-- Begin Source data --

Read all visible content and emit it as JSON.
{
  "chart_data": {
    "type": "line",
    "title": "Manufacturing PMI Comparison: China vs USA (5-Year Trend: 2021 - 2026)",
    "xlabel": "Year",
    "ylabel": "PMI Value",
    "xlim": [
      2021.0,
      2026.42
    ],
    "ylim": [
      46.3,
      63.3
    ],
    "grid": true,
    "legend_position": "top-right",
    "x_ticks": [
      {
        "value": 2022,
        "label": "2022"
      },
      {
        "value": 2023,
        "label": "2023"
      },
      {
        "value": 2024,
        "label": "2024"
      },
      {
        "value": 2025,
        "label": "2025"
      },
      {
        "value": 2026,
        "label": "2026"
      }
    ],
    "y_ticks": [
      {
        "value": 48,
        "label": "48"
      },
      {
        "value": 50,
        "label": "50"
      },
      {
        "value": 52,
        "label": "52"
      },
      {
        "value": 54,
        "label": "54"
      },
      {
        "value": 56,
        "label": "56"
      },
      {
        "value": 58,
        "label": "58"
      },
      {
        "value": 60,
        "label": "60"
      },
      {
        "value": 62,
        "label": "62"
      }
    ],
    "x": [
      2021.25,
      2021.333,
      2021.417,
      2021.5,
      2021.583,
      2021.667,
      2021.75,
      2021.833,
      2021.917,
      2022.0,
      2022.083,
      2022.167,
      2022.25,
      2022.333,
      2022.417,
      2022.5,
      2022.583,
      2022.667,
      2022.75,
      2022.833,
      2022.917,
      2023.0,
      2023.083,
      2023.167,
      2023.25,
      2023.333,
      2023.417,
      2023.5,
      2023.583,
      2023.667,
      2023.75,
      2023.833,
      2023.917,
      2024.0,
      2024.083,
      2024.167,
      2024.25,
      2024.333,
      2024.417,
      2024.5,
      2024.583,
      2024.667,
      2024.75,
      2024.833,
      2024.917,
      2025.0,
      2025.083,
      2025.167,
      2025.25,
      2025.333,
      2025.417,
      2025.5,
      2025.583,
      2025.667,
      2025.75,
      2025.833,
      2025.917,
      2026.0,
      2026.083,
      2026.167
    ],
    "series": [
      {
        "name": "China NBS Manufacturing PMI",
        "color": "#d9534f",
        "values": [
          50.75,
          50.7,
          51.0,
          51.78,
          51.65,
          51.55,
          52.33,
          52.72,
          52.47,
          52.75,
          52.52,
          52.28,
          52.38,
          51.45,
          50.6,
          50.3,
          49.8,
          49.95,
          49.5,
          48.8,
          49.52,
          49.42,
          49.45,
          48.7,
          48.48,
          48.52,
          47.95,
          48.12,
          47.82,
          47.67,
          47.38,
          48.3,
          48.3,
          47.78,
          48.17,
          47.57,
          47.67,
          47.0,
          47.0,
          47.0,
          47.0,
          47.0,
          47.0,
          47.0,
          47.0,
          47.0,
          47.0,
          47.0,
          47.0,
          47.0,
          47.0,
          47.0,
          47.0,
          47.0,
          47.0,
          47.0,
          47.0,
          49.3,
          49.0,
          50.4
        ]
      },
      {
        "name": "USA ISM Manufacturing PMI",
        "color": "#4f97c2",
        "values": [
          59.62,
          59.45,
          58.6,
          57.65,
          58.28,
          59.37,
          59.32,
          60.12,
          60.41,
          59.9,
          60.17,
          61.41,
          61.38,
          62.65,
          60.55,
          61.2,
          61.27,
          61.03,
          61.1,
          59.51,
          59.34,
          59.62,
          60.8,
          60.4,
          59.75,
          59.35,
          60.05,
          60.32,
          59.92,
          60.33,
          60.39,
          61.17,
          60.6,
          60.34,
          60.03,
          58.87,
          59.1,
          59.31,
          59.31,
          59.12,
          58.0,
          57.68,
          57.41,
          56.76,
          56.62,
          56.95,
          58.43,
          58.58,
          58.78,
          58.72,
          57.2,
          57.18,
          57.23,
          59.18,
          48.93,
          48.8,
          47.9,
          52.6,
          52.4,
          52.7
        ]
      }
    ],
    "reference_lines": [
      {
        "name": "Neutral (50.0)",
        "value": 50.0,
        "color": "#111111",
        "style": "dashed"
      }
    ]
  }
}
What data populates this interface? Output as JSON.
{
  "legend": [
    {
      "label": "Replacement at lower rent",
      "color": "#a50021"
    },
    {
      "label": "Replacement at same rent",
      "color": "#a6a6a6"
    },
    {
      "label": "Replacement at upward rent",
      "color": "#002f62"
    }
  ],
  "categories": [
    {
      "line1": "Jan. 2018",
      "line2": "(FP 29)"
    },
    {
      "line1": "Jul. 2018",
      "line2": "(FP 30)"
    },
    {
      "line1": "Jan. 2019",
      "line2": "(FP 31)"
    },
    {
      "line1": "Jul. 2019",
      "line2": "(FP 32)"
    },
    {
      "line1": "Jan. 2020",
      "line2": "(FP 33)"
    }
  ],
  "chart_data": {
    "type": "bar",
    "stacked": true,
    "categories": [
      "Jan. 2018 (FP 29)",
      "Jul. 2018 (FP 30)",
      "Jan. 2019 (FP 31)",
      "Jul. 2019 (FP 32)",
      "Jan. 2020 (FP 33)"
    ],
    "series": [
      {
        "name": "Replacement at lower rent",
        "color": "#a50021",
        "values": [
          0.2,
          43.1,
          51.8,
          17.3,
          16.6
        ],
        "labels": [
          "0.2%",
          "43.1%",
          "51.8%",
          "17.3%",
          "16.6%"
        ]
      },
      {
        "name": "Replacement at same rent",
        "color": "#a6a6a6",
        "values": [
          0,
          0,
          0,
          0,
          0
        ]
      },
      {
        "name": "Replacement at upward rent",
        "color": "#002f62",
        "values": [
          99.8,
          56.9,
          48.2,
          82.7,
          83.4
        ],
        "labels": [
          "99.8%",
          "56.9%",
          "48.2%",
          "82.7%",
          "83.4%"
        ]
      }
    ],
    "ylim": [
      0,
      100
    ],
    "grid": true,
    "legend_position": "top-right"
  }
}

-- End Source data --

Required task: Please output every record, keeping each line exact.

Output:
Read all visible content and emit it as JSON.
{
  "chart_data": {
    "type": "line",
    "title": "Manufacturing PMI Comparison: China vs USA (5-Year Trend: 2021 - 2026)",
    "xlabel": "Year",
    "ylabel": "PMI Value",
    "xlim": [
      2021.0,
      2026.42
    ],
    "ylim": [
      46.3,
      63.3
    ],
    "grid": true,
    "legend_position": "top-right",
    "x_ticks": [
      {
        "value": 2022,
        "label": "2022"
      },
      {
        "value": 2023,
        "label": "2023"
      },
      {
        "value": 2024,
        "label": "2024"
      },
      {
        "value": 2025,
        "label": "2025"
      },
      {
        "value": 2026,
        "label": "2026"
      }
    ],
    "y_ticks": [
      {
        "value": 48,
        "label": "48"
      },
      {
        "value": 50,
        "label": "50"
      },
      {
        "value": 52,
        "label": "52"
      },
      {
        "value": 54,
        "label": "54"
      },
      {
        "value": 56,
        "label": "56"
      },
      {
        "value": 58,
        "label": "58"
      },
      {
        "value": 60,
        "label": "60"
      },
      {
        "value": 62,
        "label": "62"
      }
    ],
    "x": [
      2021.25,
      2021.333,
      2021.417,
      2021.5,
      2021.583,
      2021.667,
      2021.75,
      2021.833,
      2021.917,
      2022.0,
      2022.083,
      2022.167,
      2022.25,
      2022.333,
      2022.417,
      2022.5,
      2022.583,
      2022.667,
      2022.75,
      2022.833,
      2022.917,
      2023.0,
      2023.083,
      2023.167,
      2023.25,
      2023.333,
      2023.417,
      2023.5,
      2023.583,
      2023.667,
      2023.75,
      2023.833,
      2023.917,
      2024.0,
      2024.083,
      2024.167,
      2024.25,
      2024.333,
      2024.417,
      2024.5,
      2024.583,
      2024.667,
      2024.75,
      2024.833,
      2024.917,
      2025.0,
      2025.083,
      2025.167,
      2025.25,
      2025.333,
      2025.417,
      2025.5,
      2025.583,
      2025.667,
      2025.75,
      2025.833,
      2025.917,
      2026.0,
      2026.083,
      2026.167
    ],
    "series": [
      {
        "name": "China NBS Manufacturing PMI",
        "color": "#d9534f",
        "values": [
          50.75,
          50.7,
          51.0,
          51.78,
          51.65,
          51.55,
          52.33,
          52.72,
          52.47,
          52.75,
          52.52,
          52.28,
          52.38,
          51.45,
          50.6,
          50.3,
          49.8,
          49.95,
          49.5,
          48.8,
          49.52,
          49.42,
          49.45,
          48.7,
          48.48,
          48.52,
          47.95,
          48.12,
          47.82,
          47.67,
          47.38,
          48.3,
          48.3,
          47.78,
          48.17,
          47.57,
          47.67,
          47.0,
          47.0,
          47.0,
          47.0,
          47.0,
          47.0,
          47.0,
          47.0,
          47.0,
          47.0,
          47.0,
          47.0,
          47.0,
          47.0,
          47.0,
          47.0,
          47.0,
          47.0,
          47.0,
          47.0,
          49.3,
          49.0,
          50.4
        ]
      },
      {
        "name": "USA ISM Manufacturing PMI",
        "color": "#4f97c2",
        "values": [
          59.62,
          59.45,
          58.6,
          57.65,
          58.28,
          59.37,
          59.32,
          60.12,
          60.41,
          59.9,
          60.17,
          61.41,
          61.38,
          62.65,
          60.55,
          61.2,
          61.27,
          61.03,
          61.1,
          59.51,
          59.34,
          59.62,
          60.8,
          60.4,
          59.75,
          59.35,
          60.05,
          60.32,
          59.92,
          60.33,
          60.39,
          61.17,
          60.6,
          60.34,
          60.03,
          58.87,
          59.1,
          59.31,
          59.31,
          59.12,
          58.0,
          57.68,
          57.41,
          56.76,
          56.62,
          56.95,
          58.43,
          58.58,
          58.78,
          58.72,
          57.2,
          57.18,
          57.23,
          59.18,
          48.93,
          48.8,
          47.9,
          52.6,
          52.4,
          52.7
        ]
      }
    ],
    "reference_lines": [
      {
        "name": "Neutral (50.0)",
        "value": 50.0,
        "color": "#111111",
        "style": "dashed"
      }
    ]
  }
}
What data populates this interface? Output as JSON.
{
  "legend": [
    {
      "label": "Replacement at lower rent",
      "color": "#a50021"
    },
    {
      "label": "Replacement at same rent",
      "color": "#a6a6a6"
    },
    {
      "label": "Replacement at upward rent",
      "color": "#002f62"
    }
  ],
  "categories": [
    {
      "line1": "Jan. 2018",
      "line2": "(FP 29)"
    },
    {
      "line1": "Jul. 2018",
      "line2": "(FP 30)"
    },
    {
      "line1": "Jan. 2019",
      "line2": "(FP 31)"
    },
    {
      "line1": "Jul. 2019",
      "line2": "(FP 32)"
    },
    {
      "line1": "Jan. 2020",
      "line2": "(FP 33)"
    }
  ],
  "chart_data": {
    "type": "bar",
    "stacked": true,
    "categories": [
      "Jan. 2018 (FP 29)",
      "Jul. 2018 (FP 30)",
      "Jan. 2019 (FP 31)",
      "Jul. 2019 (FP 32)",
      "Jan. 2020 (FP 33)"
    ],
    "series": [
      {
        "name": "Replacement at lower rent",
        "color": "#a50021",
        "values": [
          0.2,
          43.1,
          51.8,
          17.3,
          16.6
        ],
        "labels": [
          "0.2%",
          "43.1%",
          "51.8%",
          "17.3%",
          "16.6%"
        ]
      },
      {
        "name": "Replacement at same rent",
        "color": "#a6a6a6",
        "values": [
          0,
          0,
          0,
          0,
          0
        ]
      },
      {
        "name": "Replacement at upward rent",
        "color": "#002f62",
        "values": [
          99.8,
          56.9,
          48.2,
          82.7,
          83.4
        ],
        "labels": [
          "99.8%",
          "56.9%",
          "48.2%",
          "82.7%",
          "83.4%"
        ]
      }
    ],
    "ylim": [
      0,
      100
    ],
    "grid": true,
    "legend_position": "top-right"
  }
}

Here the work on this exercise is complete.